WHAT NEEDS TO BE DONE - Copy out each line of the material in which the word "WLAN" appears.

GIVEN RECORDS -
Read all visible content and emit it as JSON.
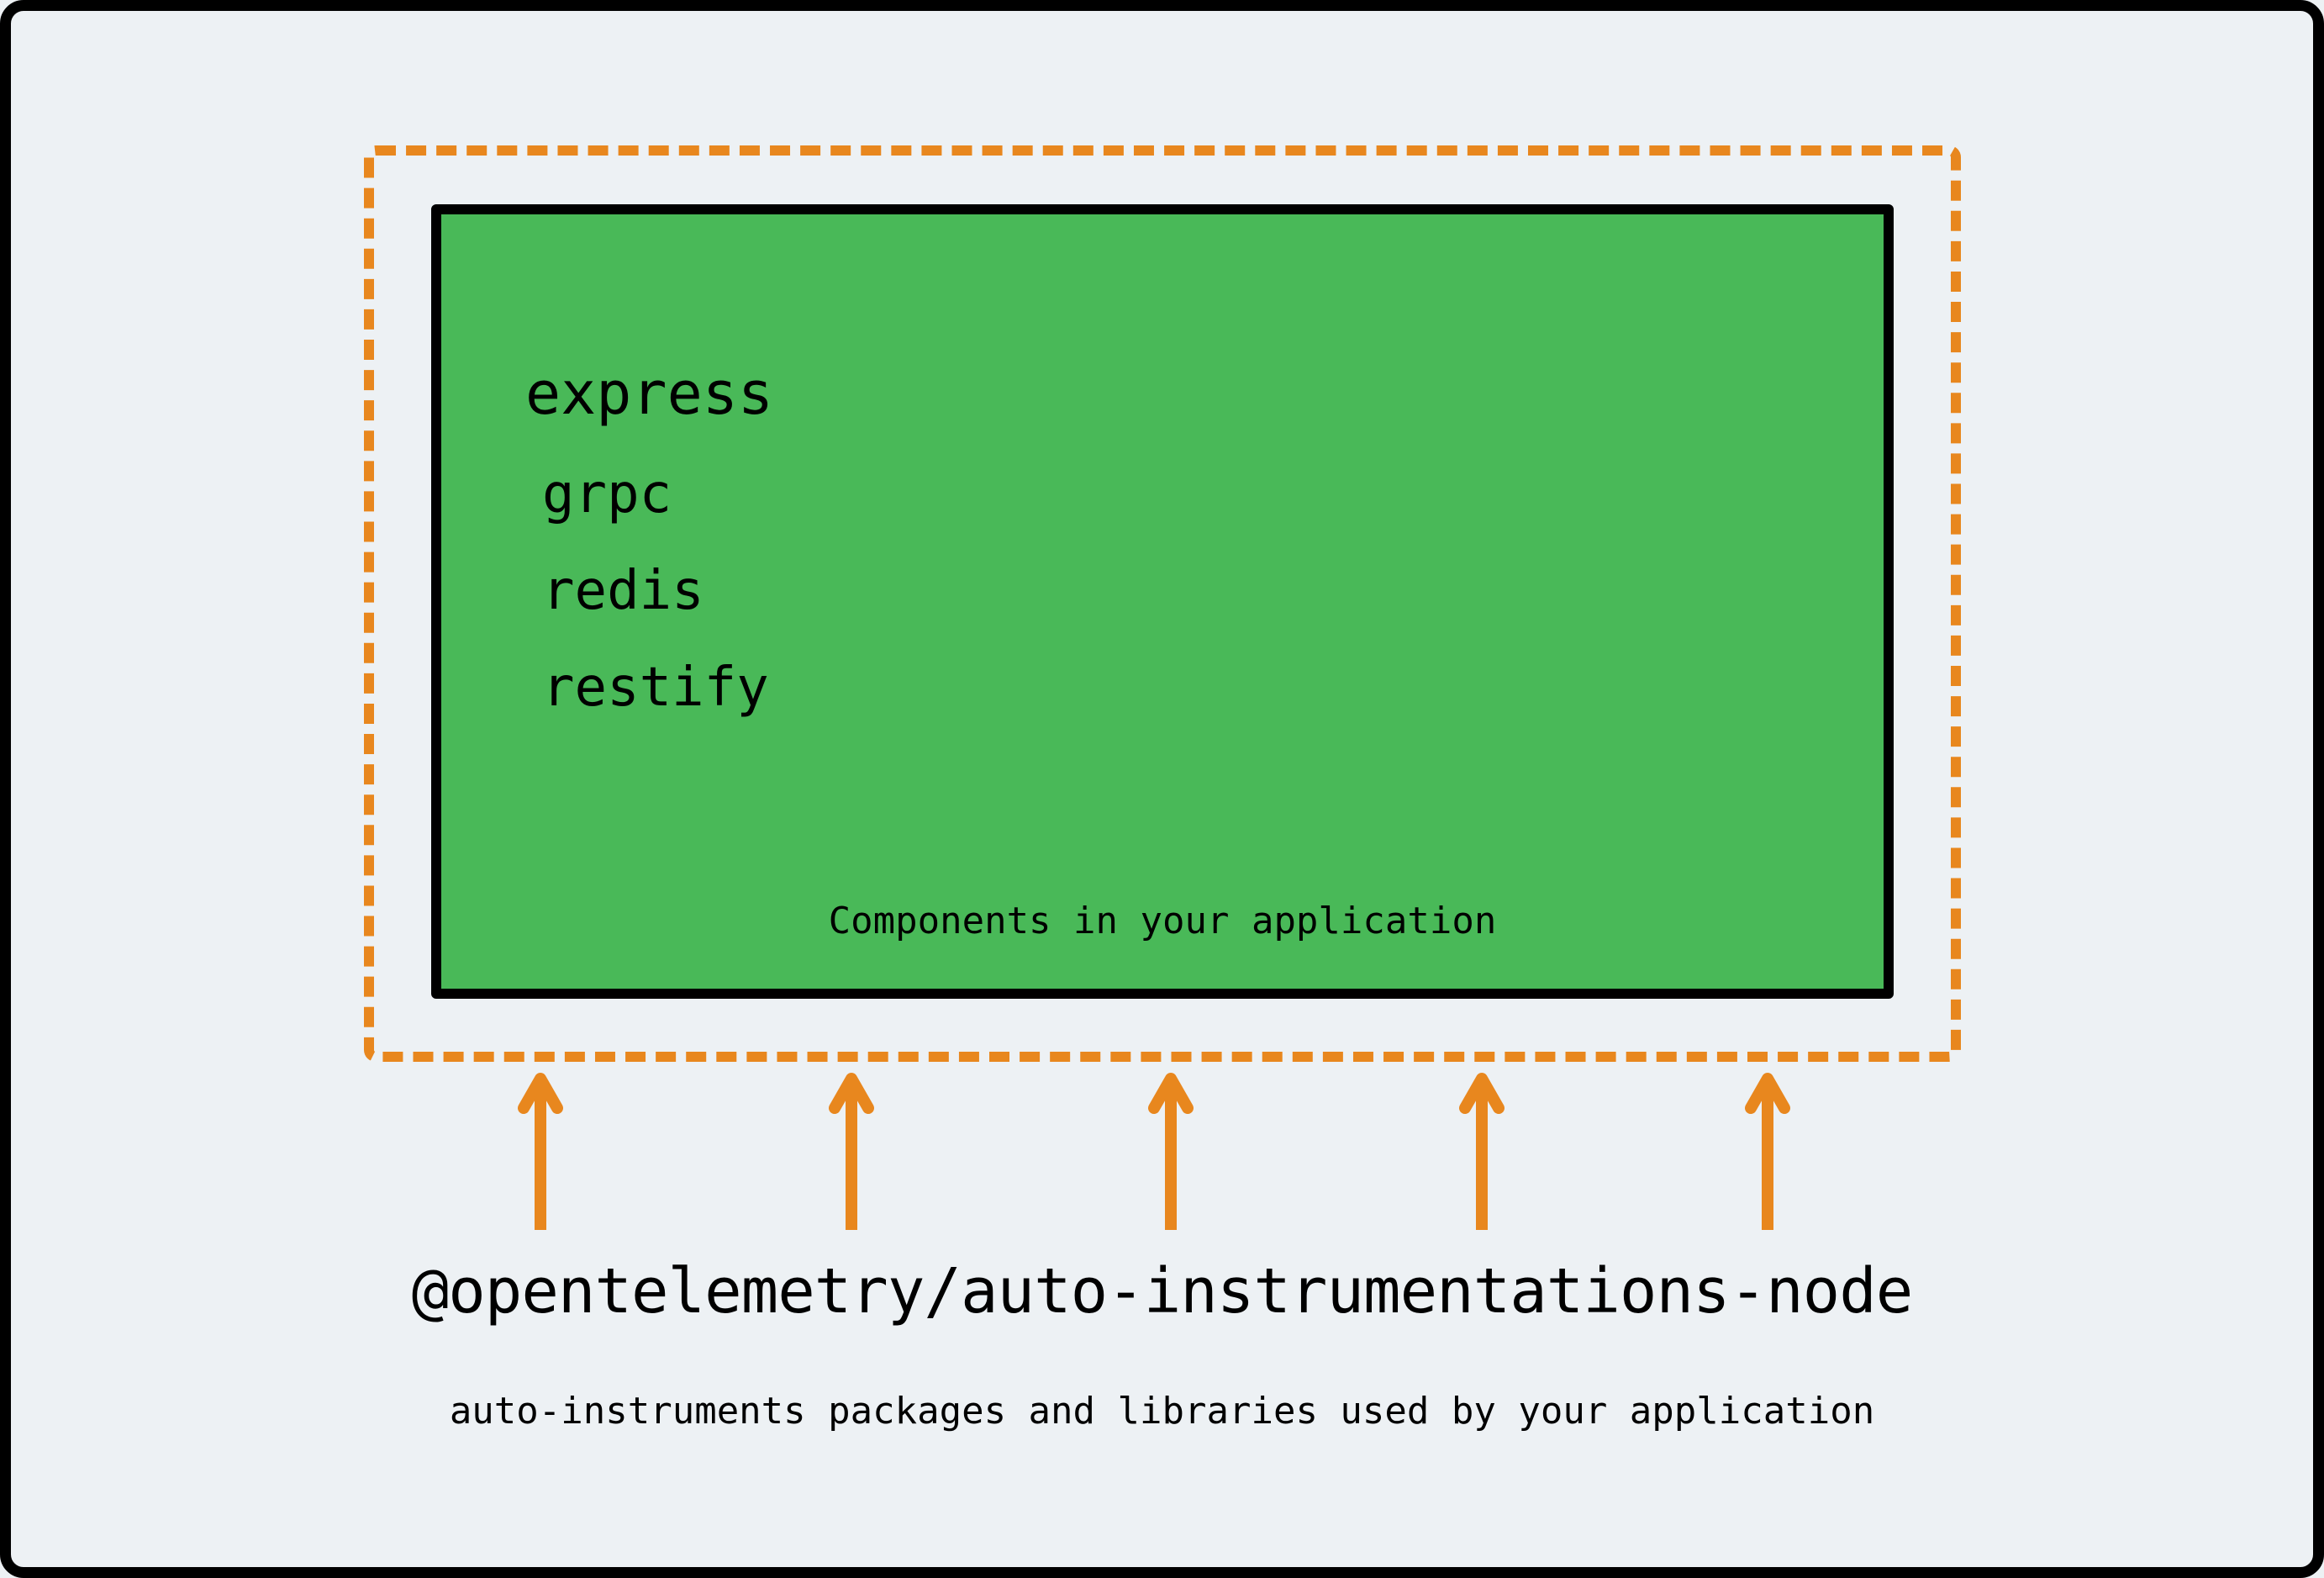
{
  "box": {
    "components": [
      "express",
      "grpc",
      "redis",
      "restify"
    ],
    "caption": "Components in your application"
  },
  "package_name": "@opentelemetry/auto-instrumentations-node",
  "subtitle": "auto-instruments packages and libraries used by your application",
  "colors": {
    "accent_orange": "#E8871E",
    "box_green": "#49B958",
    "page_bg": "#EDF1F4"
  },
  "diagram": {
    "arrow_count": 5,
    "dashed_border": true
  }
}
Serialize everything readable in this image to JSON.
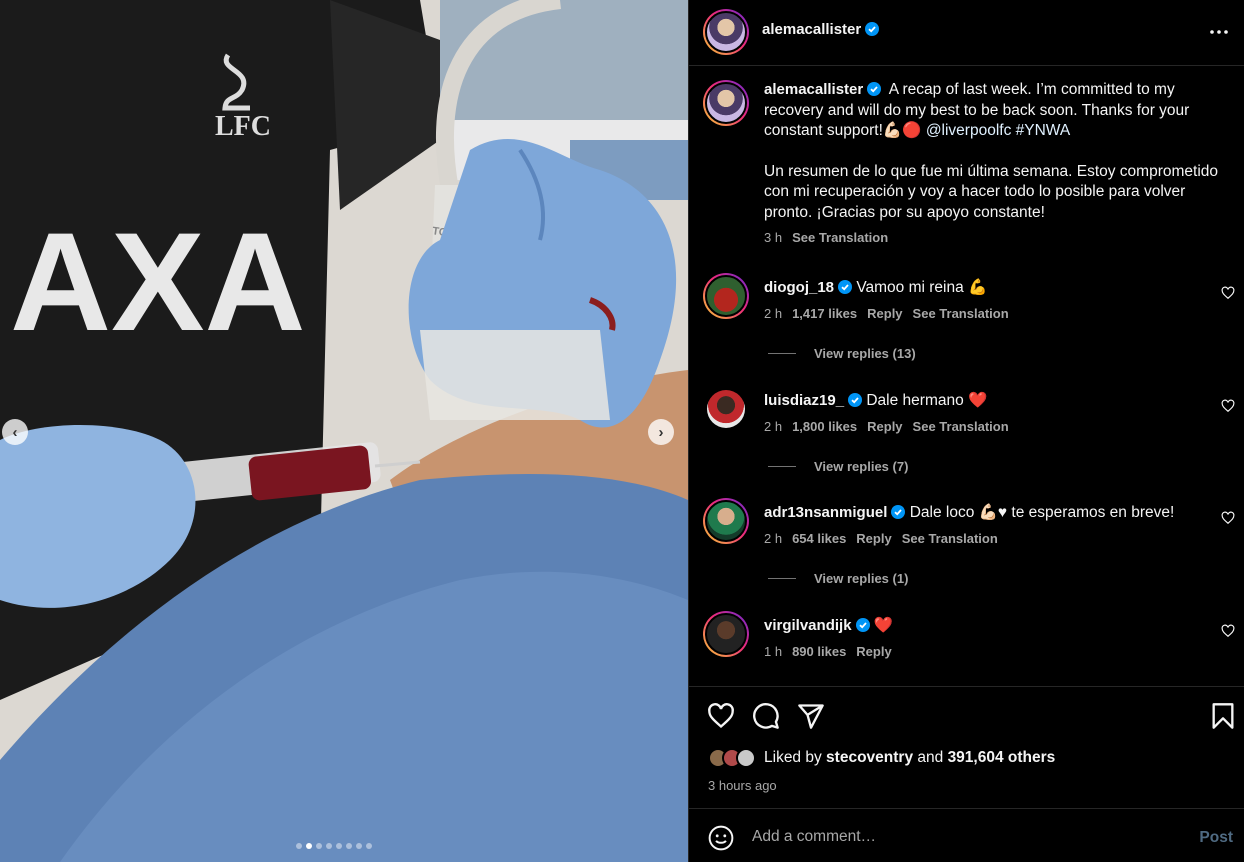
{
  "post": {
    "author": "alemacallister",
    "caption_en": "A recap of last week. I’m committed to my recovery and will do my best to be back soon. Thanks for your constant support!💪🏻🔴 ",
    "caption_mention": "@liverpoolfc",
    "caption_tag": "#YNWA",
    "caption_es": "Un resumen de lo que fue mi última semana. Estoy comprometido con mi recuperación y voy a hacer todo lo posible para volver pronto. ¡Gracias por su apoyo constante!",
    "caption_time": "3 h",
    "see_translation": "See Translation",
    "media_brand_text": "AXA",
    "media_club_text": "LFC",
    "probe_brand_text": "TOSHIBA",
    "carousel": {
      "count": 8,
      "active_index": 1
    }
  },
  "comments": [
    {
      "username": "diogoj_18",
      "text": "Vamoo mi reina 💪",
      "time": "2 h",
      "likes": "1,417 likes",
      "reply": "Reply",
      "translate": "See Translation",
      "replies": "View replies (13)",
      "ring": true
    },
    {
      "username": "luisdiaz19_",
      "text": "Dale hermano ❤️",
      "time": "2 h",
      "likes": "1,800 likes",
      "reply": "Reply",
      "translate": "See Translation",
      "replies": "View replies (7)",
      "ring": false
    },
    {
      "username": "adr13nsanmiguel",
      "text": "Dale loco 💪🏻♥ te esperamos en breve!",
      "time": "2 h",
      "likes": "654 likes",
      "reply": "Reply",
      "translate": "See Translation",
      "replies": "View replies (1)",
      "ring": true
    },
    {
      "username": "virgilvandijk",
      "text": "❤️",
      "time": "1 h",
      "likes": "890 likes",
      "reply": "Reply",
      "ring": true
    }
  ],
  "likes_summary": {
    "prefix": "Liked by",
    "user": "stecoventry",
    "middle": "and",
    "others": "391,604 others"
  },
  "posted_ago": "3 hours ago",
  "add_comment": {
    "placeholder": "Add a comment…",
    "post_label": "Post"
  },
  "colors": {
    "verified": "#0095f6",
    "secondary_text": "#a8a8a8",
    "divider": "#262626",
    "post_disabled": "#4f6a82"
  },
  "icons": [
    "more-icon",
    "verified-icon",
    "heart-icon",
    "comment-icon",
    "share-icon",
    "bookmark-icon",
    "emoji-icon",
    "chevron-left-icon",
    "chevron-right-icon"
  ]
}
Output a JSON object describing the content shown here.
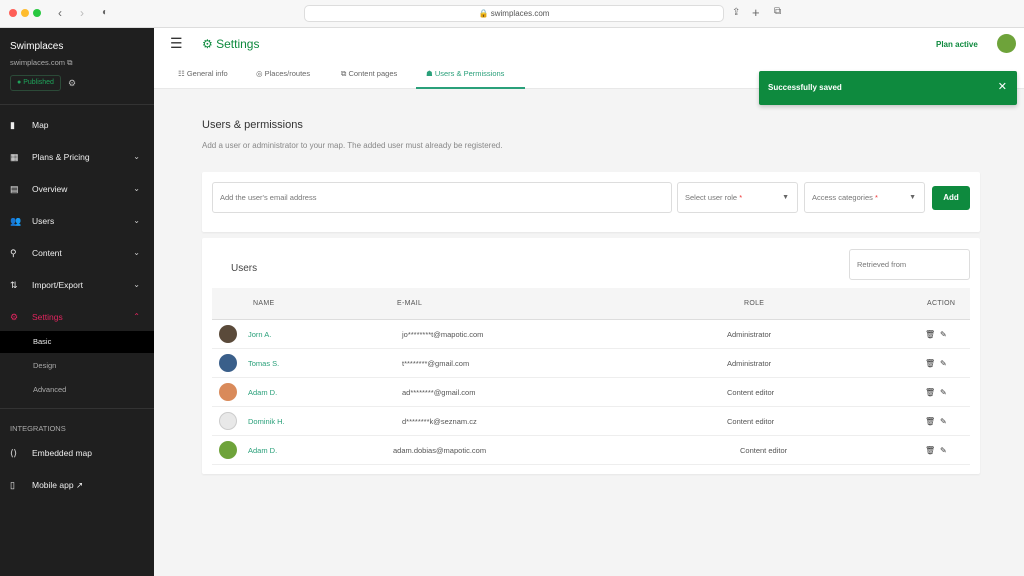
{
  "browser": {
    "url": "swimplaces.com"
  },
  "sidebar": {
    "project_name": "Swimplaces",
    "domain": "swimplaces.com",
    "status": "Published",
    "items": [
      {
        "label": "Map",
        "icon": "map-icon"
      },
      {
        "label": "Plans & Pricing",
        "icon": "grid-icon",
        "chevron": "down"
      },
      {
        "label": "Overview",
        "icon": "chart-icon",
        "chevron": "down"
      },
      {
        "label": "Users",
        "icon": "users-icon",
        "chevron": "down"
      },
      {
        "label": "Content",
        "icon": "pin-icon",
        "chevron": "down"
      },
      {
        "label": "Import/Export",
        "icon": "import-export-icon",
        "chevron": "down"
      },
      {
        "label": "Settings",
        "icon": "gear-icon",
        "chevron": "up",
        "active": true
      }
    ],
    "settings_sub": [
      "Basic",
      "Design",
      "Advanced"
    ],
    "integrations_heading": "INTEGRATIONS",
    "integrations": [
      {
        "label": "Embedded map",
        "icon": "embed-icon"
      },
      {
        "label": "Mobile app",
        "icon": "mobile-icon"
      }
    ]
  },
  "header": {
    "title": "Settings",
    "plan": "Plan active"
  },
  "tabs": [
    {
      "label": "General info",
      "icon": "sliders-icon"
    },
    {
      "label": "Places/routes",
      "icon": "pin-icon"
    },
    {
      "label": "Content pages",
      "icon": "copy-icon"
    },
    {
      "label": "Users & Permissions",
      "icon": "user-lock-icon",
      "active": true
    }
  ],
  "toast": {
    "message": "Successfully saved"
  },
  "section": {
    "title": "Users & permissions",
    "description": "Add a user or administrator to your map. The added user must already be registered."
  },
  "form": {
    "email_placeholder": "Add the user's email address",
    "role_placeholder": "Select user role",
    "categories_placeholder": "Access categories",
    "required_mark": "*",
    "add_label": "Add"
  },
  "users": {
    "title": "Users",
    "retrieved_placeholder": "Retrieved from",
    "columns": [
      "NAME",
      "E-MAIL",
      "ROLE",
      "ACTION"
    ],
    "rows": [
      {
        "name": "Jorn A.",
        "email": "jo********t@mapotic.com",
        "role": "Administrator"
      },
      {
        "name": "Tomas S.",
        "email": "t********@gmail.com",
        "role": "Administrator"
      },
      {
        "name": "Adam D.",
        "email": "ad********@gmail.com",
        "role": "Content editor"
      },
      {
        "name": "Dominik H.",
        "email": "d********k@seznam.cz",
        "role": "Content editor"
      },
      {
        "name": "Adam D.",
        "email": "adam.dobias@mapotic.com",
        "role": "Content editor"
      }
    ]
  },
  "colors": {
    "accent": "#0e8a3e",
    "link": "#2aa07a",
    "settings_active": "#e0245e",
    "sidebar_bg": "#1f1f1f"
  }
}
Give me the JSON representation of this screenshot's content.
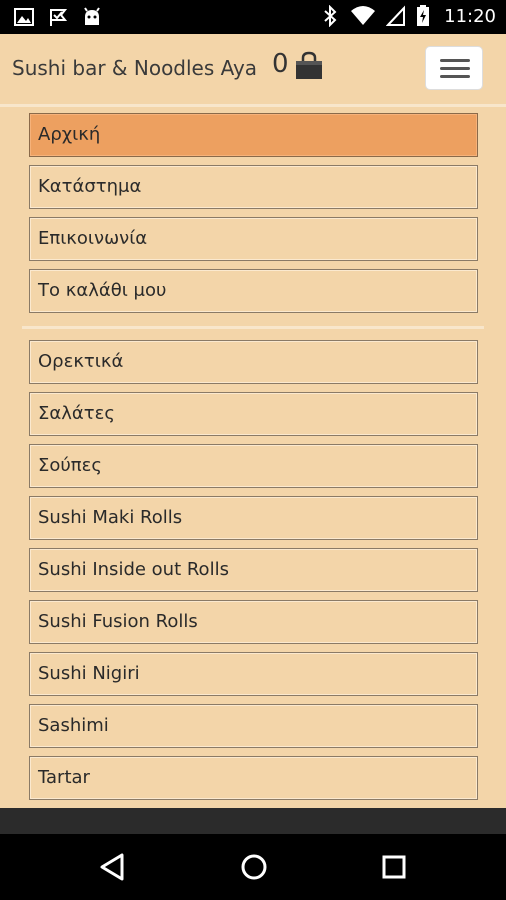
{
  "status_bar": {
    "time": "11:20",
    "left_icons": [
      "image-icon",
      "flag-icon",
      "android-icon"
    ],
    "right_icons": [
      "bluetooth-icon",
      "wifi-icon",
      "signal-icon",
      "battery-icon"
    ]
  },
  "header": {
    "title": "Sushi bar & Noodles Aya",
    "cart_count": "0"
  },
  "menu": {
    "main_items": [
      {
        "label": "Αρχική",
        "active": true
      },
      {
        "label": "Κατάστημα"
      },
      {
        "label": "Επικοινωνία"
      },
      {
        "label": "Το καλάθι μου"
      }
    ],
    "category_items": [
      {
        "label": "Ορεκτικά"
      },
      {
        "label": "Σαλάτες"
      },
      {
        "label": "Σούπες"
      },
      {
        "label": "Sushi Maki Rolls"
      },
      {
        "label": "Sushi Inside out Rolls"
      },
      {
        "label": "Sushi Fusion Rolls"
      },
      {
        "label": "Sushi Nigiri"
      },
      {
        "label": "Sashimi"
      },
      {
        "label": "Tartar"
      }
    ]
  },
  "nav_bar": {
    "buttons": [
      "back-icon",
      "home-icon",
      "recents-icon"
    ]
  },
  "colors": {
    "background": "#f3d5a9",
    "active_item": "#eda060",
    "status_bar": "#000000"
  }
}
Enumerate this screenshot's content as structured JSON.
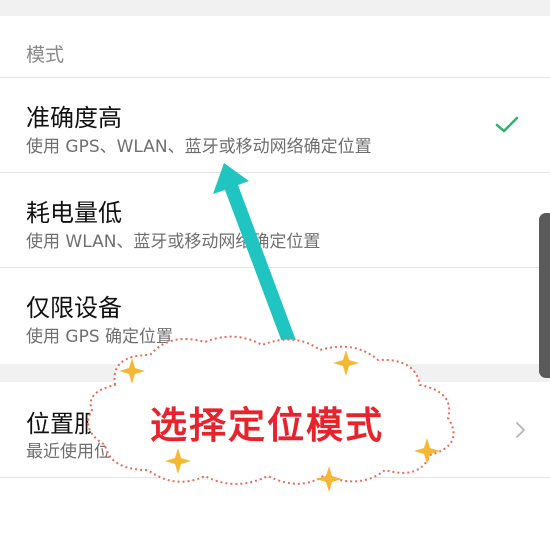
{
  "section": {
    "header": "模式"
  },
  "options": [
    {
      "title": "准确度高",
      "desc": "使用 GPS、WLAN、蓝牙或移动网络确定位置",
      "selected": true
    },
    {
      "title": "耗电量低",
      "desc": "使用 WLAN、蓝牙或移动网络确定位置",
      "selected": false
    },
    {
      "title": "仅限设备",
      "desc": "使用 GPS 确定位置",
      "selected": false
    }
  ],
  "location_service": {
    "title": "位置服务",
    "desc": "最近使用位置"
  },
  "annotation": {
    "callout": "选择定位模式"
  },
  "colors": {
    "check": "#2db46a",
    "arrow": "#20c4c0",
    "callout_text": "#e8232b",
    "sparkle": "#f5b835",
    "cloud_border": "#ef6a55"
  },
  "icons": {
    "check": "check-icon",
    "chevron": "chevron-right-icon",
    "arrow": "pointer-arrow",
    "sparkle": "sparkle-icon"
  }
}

SOLUTION FOR THIS TASK -
      "desc": "使用 GPS、WLAN、蓝牙或移动网络确定位置",
      "desc": "使用 WLAN、蓝牙或移动网络确定位置",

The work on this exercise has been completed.